Where a line of the listing below includes the word "total", reproduce that line.

══ AVAILABLE DATA

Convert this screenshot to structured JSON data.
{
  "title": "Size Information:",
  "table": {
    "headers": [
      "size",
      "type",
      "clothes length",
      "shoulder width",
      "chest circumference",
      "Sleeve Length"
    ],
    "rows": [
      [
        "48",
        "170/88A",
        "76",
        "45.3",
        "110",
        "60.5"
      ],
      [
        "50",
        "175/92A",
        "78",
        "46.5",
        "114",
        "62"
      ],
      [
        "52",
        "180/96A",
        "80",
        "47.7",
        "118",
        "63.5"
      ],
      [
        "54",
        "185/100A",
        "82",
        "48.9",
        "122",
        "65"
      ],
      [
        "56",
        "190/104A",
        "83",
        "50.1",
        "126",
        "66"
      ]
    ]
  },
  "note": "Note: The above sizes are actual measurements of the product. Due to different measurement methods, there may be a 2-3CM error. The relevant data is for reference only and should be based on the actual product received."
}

════
══ AVAILABLE DATA

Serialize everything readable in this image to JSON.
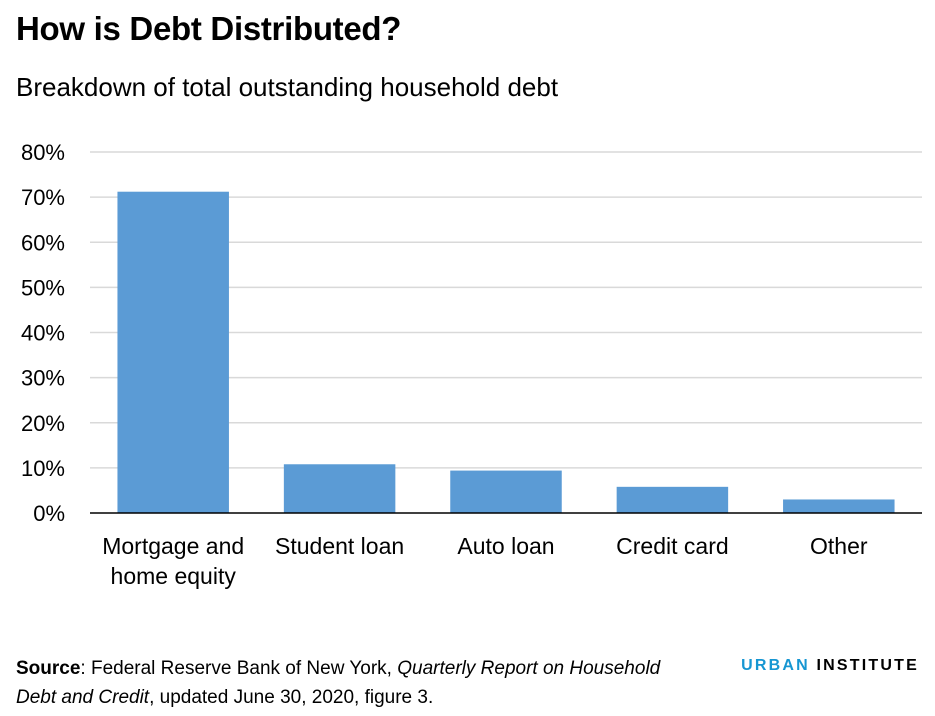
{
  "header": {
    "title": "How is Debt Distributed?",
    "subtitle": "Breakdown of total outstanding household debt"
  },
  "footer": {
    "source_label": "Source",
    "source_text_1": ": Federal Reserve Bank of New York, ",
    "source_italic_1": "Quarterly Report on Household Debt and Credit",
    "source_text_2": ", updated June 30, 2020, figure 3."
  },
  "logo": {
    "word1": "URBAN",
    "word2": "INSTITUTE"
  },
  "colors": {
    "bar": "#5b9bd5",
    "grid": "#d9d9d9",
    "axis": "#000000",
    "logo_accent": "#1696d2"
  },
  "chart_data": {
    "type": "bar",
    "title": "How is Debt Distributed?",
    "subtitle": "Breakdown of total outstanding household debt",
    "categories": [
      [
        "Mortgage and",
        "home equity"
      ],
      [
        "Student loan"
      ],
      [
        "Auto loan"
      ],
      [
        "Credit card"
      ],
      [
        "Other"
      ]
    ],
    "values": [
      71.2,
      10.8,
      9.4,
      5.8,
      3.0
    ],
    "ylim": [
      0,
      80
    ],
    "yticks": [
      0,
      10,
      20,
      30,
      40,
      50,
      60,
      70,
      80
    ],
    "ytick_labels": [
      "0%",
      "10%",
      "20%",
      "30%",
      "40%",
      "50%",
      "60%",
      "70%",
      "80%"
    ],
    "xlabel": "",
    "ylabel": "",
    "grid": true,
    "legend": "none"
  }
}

════

CORRECT RESPONSE:
    "subtitle": "Breakdown of total outstanding household debt"
    "subtitle": "Breakdown of total outstanding household debt",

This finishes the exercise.